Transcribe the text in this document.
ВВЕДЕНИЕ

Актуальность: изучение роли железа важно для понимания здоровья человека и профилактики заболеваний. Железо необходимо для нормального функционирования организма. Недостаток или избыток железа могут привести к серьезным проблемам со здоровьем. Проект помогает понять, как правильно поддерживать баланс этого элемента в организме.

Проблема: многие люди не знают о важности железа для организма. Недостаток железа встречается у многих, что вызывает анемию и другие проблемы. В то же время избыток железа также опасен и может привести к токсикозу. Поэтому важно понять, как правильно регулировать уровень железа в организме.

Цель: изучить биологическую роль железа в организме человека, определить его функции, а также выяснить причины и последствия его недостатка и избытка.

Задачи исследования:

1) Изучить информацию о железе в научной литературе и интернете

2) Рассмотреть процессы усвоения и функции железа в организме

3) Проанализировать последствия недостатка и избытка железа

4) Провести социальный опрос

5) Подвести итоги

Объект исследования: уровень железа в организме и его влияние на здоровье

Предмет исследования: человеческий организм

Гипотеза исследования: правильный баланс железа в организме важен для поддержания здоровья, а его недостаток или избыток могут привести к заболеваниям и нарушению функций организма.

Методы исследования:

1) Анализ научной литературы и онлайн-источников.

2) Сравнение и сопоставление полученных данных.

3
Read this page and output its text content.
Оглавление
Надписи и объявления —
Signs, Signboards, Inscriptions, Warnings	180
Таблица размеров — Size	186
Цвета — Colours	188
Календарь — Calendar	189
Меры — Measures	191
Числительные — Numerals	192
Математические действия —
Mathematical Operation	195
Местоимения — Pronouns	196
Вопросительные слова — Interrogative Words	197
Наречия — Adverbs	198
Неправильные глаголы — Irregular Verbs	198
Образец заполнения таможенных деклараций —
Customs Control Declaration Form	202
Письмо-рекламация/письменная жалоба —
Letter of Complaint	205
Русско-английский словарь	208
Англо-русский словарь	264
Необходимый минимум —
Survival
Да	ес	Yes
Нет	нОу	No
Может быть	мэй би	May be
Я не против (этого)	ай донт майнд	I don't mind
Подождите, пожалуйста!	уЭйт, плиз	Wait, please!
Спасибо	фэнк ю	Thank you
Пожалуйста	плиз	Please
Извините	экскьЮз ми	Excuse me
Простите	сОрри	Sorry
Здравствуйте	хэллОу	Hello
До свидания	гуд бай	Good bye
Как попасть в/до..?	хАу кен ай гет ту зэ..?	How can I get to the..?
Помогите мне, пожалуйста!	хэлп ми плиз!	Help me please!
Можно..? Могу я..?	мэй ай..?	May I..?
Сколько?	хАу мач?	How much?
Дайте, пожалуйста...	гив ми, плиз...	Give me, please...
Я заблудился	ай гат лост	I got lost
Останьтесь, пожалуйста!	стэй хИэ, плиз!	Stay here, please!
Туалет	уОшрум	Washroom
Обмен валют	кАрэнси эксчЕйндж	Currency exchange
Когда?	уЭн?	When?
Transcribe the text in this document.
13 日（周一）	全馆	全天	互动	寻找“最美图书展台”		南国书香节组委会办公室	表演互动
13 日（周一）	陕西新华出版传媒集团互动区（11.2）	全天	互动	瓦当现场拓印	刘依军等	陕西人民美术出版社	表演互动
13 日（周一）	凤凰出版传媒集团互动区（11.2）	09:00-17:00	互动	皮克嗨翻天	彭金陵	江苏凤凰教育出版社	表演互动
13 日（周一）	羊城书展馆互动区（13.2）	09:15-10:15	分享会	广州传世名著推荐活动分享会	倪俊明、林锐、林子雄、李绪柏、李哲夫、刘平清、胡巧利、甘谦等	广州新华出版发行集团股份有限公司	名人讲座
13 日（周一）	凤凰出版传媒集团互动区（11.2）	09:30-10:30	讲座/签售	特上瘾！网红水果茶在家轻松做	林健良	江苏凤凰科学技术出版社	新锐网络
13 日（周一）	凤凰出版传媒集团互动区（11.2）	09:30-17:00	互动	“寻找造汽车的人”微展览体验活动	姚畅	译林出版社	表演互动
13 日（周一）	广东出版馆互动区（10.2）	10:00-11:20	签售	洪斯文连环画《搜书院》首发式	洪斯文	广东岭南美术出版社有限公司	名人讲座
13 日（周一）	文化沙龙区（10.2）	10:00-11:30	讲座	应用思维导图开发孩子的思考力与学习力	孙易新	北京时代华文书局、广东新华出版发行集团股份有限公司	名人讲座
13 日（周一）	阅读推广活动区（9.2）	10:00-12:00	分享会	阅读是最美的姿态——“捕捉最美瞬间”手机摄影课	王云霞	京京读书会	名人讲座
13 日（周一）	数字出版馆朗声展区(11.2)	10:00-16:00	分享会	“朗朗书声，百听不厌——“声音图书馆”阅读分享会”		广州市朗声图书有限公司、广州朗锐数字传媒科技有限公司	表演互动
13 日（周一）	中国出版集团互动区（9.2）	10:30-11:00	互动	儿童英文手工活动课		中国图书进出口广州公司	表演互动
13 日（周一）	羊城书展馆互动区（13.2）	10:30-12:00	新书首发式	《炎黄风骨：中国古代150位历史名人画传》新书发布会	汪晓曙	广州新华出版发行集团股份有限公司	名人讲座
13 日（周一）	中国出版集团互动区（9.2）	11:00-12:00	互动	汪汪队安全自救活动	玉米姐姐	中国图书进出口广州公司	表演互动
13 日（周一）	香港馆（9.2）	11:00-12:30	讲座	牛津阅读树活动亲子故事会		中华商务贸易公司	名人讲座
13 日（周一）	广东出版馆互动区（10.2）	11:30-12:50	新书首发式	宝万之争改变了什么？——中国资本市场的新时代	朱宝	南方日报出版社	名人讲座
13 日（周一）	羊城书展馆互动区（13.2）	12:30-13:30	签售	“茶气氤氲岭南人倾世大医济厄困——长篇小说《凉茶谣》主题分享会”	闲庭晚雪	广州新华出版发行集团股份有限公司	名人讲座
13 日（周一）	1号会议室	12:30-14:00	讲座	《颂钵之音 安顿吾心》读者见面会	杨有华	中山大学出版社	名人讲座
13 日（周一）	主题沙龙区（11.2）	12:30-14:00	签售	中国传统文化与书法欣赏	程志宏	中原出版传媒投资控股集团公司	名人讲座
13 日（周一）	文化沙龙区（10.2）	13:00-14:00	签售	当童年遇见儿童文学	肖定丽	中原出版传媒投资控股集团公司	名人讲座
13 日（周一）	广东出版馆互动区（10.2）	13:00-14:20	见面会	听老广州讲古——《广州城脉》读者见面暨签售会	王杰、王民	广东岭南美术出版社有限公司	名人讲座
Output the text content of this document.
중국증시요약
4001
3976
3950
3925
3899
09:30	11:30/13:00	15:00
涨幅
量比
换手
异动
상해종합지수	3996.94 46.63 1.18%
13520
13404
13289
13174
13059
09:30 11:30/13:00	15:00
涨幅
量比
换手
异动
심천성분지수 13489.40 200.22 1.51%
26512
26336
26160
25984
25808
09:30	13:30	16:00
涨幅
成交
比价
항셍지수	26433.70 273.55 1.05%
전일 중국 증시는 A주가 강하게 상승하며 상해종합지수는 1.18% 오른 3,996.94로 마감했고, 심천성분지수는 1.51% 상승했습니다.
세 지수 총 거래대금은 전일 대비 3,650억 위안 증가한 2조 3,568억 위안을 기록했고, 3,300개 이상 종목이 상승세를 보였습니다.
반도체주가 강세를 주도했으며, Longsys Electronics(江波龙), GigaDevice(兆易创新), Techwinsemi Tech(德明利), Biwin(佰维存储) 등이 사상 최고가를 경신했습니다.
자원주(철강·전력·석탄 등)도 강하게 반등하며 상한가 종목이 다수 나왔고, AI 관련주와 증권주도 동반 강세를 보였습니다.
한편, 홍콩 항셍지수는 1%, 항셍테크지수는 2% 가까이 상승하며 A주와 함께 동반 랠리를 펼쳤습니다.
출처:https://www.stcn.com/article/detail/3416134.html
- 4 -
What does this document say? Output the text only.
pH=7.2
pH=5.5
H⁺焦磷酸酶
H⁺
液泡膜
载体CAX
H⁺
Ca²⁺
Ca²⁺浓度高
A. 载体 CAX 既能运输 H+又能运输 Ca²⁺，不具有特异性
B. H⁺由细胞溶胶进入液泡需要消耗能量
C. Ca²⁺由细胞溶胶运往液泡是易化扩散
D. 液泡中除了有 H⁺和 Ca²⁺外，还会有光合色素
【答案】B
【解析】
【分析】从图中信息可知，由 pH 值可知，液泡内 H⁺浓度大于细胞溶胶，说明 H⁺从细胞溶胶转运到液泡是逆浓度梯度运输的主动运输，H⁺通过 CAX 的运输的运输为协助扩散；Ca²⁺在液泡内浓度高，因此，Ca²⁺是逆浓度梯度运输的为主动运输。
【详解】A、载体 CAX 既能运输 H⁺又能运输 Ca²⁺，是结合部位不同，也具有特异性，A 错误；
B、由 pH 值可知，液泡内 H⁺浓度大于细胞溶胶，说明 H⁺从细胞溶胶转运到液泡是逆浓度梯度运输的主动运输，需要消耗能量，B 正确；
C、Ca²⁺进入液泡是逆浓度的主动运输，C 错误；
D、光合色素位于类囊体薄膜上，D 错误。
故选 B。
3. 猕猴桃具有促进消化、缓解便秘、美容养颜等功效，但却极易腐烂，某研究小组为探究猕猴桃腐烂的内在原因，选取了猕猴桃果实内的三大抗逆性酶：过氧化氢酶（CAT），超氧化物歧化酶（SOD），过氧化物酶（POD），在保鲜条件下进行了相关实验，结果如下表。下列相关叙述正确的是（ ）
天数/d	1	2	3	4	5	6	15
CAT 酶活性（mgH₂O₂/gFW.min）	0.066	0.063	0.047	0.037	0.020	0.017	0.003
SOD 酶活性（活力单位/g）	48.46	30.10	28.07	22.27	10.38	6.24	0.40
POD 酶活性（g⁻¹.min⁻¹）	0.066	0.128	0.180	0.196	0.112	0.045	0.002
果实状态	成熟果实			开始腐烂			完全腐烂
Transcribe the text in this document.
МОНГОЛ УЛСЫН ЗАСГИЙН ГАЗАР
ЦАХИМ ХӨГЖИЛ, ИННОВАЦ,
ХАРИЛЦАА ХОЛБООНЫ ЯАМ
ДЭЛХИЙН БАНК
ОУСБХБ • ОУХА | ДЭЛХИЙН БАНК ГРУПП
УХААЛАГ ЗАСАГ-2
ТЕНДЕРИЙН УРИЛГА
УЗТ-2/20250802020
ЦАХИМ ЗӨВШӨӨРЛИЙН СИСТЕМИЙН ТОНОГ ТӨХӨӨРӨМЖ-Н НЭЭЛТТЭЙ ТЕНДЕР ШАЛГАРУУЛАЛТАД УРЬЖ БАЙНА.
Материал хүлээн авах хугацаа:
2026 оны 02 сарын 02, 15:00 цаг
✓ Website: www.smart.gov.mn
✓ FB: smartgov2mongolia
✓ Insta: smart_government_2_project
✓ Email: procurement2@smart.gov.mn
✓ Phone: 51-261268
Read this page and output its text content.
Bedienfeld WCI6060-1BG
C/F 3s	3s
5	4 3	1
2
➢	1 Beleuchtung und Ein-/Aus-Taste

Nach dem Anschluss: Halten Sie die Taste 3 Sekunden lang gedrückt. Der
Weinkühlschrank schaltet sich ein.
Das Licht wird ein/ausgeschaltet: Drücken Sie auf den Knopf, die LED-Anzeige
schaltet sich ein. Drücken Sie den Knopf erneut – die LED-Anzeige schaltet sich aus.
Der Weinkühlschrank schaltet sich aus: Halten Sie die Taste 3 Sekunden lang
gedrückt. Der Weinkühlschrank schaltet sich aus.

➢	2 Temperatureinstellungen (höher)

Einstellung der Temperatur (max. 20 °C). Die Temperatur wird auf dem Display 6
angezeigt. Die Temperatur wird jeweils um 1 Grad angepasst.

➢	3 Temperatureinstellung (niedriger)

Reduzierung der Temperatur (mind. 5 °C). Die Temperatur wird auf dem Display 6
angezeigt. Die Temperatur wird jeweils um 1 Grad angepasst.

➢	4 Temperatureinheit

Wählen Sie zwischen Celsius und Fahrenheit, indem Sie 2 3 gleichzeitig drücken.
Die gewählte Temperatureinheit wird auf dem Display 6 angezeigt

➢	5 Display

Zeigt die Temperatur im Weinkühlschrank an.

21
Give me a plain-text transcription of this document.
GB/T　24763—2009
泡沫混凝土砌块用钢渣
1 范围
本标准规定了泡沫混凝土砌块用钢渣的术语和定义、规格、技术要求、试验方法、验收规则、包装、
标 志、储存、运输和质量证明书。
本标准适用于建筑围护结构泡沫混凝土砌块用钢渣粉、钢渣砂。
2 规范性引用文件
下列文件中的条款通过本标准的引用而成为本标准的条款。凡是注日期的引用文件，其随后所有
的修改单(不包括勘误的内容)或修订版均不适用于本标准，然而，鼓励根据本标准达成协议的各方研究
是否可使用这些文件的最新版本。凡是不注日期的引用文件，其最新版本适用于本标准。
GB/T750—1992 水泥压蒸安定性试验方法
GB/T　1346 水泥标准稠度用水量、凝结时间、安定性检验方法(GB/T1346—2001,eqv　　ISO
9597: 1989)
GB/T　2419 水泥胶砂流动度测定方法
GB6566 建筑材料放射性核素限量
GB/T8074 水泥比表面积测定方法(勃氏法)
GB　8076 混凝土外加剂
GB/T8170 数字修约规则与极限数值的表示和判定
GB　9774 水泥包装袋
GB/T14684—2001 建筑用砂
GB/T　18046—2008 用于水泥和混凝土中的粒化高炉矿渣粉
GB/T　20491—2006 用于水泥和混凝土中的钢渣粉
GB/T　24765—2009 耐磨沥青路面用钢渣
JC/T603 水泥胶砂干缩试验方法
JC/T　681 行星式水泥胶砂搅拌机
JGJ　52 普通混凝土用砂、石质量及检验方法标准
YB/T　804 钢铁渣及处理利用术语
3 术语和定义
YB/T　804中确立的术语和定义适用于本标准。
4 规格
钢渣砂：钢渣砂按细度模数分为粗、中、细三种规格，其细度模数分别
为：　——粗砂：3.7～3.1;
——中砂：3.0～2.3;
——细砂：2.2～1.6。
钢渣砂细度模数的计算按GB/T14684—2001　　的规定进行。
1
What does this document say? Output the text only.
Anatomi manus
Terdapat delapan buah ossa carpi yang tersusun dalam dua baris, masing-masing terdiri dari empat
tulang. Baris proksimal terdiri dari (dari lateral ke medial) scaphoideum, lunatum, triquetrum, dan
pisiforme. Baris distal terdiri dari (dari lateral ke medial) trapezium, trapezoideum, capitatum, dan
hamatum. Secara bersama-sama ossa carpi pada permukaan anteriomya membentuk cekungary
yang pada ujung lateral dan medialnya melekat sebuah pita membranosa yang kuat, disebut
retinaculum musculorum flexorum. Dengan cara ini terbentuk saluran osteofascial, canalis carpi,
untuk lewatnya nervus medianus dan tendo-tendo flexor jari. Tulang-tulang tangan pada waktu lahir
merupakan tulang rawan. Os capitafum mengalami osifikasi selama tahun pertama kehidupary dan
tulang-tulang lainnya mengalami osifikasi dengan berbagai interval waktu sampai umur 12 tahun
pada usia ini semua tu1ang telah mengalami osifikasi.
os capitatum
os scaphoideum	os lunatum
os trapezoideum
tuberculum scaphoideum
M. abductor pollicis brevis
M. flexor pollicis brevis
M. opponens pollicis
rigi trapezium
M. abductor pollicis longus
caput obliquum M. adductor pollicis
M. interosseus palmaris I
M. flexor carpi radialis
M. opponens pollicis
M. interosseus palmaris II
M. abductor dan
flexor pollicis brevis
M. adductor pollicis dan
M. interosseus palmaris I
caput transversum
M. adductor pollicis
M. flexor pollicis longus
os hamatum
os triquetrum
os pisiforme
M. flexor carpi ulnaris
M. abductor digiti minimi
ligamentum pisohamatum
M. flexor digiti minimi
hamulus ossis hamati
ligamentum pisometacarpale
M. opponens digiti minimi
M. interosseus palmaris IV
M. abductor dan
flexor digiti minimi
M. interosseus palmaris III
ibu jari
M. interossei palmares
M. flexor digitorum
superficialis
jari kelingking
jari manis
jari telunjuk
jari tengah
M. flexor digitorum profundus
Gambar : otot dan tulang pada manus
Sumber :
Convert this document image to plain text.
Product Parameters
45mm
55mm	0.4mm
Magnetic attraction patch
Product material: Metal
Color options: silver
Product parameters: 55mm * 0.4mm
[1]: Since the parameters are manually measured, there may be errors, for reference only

--*--

Goal
Track down every line with the word "文化沙龙区" and copy it.

Result below
13 日（周一）	文化沙龙区（10.2）	10:00-11:30	讲座	应用思维导图开发孩子的思考力与学习力	孙易新	北京时代华文书局、广东新华出版发行集团股份有限公司	名人讲座
13 日（周一）	文化沙龙区（10.2）	13:00-14:00	签售	当童年遇见儿童文学	肖定丽	中原出版传媒投资控股集团公司	名人讲座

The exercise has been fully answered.